#### [Stated problem]
Copy out all of the data below with no alterations.

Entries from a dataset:

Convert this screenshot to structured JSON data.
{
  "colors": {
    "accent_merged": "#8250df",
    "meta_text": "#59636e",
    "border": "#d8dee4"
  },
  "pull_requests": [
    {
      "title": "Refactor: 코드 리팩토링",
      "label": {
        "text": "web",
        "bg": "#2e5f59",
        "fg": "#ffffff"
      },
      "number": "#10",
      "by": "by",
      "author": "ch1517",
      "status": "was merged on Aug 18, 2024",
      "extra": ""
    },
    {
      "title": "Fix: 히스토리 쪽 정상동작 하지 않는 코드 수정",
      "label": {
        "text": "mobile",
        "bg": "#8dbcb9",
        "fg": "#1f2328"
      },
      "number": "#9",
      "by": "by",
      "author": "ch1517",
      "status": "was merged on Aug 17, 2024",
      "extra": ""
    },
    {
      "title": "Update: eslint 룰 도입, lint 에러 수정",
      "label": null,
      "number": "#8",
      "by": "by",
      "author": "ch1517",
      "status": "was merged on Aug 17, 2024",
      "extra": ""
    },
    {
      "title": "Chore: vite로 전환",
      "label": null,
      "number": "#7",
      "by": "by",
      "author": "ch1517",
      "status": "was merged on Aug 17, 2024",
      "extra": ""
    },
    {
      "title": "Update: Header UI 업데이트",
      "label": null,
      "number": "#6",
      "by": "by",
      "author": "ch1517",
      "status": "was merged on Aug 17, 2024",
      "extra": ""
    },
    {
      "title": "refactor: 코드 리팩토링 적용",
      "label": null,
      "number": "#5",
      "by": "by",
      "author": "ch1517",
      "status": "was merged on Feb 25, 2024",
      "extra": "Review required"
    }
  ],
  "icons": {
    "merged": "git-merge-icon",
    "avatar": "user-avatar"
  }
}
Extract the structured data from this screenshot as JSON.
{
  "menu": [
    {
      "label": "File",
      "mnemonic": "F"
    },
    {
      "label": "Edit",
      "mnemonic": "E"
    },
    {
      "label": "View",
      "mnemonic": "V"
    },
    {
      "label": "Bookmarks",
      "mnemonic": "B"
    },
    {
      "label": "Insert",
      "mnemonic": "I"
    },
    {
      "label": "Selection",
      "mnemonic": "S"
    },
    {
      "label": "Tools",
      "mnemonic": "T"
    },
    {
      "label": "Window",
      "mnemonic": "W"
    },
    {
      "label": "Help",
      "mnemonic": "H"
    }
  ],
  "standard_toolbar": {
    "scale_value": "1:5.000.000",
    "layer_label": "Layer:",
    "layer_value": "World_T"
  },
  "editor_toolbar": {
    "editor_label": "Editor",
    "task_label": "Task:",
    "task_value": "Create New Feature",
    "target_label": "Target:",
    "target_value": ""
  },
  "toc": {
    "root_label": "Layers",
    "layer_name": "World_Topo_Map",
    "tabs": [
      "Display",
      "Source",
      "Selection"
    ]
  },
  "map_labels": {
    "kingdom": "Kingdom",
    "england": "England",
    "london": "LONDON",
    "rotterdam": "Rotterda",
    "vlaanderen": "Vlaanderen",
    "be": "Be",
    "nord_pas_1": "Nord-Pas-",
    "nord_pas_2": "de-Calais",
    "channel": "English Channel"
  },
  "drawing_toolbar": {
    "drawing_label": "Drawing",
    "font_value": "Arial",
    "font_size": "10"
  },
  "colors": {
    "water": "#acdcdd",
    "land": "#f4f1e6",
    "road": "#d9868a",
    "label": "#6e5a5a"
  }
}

#### [Answer below]
Convert this screenshot to structured JSON data.
{
  "colors": {
    "accent_merged": "#8250df",
    "meta_text": "#59636e",
    "border": "#d8dee4"
  },
  "pull_requests": [
    {
      "title": "Refactor: 코드 리팩토링",
      "label": {
        "text": "web",
        "bg": "#2e5f59",
        "fg": "#ffffff"
      },
      "number": "#10",
      "by": "by",
      "author": "ch1517",
      "status": "was merged on Aug 18, 2024",
      "extra": ""
    },
    {
      "title": "Fix: 히스토리 쪽 정상동작 하지 않는 코드 수정",
      "label": {
        "text": "mobile",
        "bg": "#8dbcb9",
        "fg": "#1f2328"
      },
      "number": "#9",
      "by": "by",
      "author": "ch1517",
      "status": "was merged on Aug 17, 2024",
      "extra": ""
    },
    {
      "title": "Update: eslint 룰 도입, lint 에러 수정",
      "label": null,
      "number": "#8",
      "by": "by",
      "author": "ch1517",
      "status": "was merged on Aug 17, 2024",
      "extra": ""
    },
    {
      "title": "Chore: vite로 전환",
      "label": null,
      "number": "#7",
      "by": "by",
      "author": "ch1517",
      "status": "was merged on Aug 17, 2024",
      "extra": ""
    },
    {
      "title": "Update: Header UI 업데이트",
      "label": null,
      "number": "#6",
      "by": "by",
      "author": "ch1517",
      "status": "was merged on Aug 17, 2024",
      "extra": ""
    },
    {
      "title": "refactor: 코드 리팩토링 적용",
      "label": null,
      "number": "#5",
      "by": "by",
      "author": "ch1517",
      "status": "was merged on Feb 25, 2024",
      "extra": "Review required"
    }
  ],
  "icons": {
    "merged": "git-merge-icon",
    "avatar": "user-avatar"
  }
}
Extract the structured data from this screenshot as JSON.
{
  "menu": [
    {
      "label": "File",
      "mnemonic": "F"
    },
    {
      "label": "Edit",
      "mnemonic": "E"
    },
    {
      "label": "View",
      "mnemonic": "V"
    },
    {
      "label": "Bookmarks",
      "mnemonic": "B"
    },
    {
      "label": "Insert",
      "mnemonic": "I"
    },
    {
      "label": "Selection",
      "mnemonic": "S"
    },
    {
      "label": "Tools",
      "mnemonic": "T"
    },
    {
      "label": "Window",
      "mnemonic": "W"
    },
    {
      "label": "Help",
      "mnemonic": "H"
    }
  ],
  "standard_toolbar": {
    "scale_value": "1:5.000.000",
    "layer_label": "Layer:",
    "layer_value": "World_T"
  },
  "editor_toolbar": {
    "editor_label": "Editor",
    "task_label": "Task:",
    "task_value": "Create New Feature",
    "target_label": "Target:",
    "target_value": ""
  },
  "toc": {
    "root_label": "Layers",
    "layer_name": "World_Topo_Map",
    "tabs": [
      "Display",
      "Source",
      "Selection"
    ]
  },
  "map_labels": {
    "kingdom": "Kingdom",
    "england": "England",
    "london": "LONDON",
    "rotterdam": "Rotterda",
    "vlaanderen": "Vlaanderen",
    "be": "Be",
    "nord_pas_1": "Nord-Pas-",
    "nord_pas_2": "de-Calais",
    "channel": "English Channel"
  },
  "drawing_toolbar": {
    "drawing_label": "Drawing",
    "font_value": "Arial",
    "font_size": "10"
  },
  "colors": {
    "water": "#acdcdd",
    "land": "#f4f1e6",
    "road": "#d9868a",
    "label": "#6e5a5a"
  }
}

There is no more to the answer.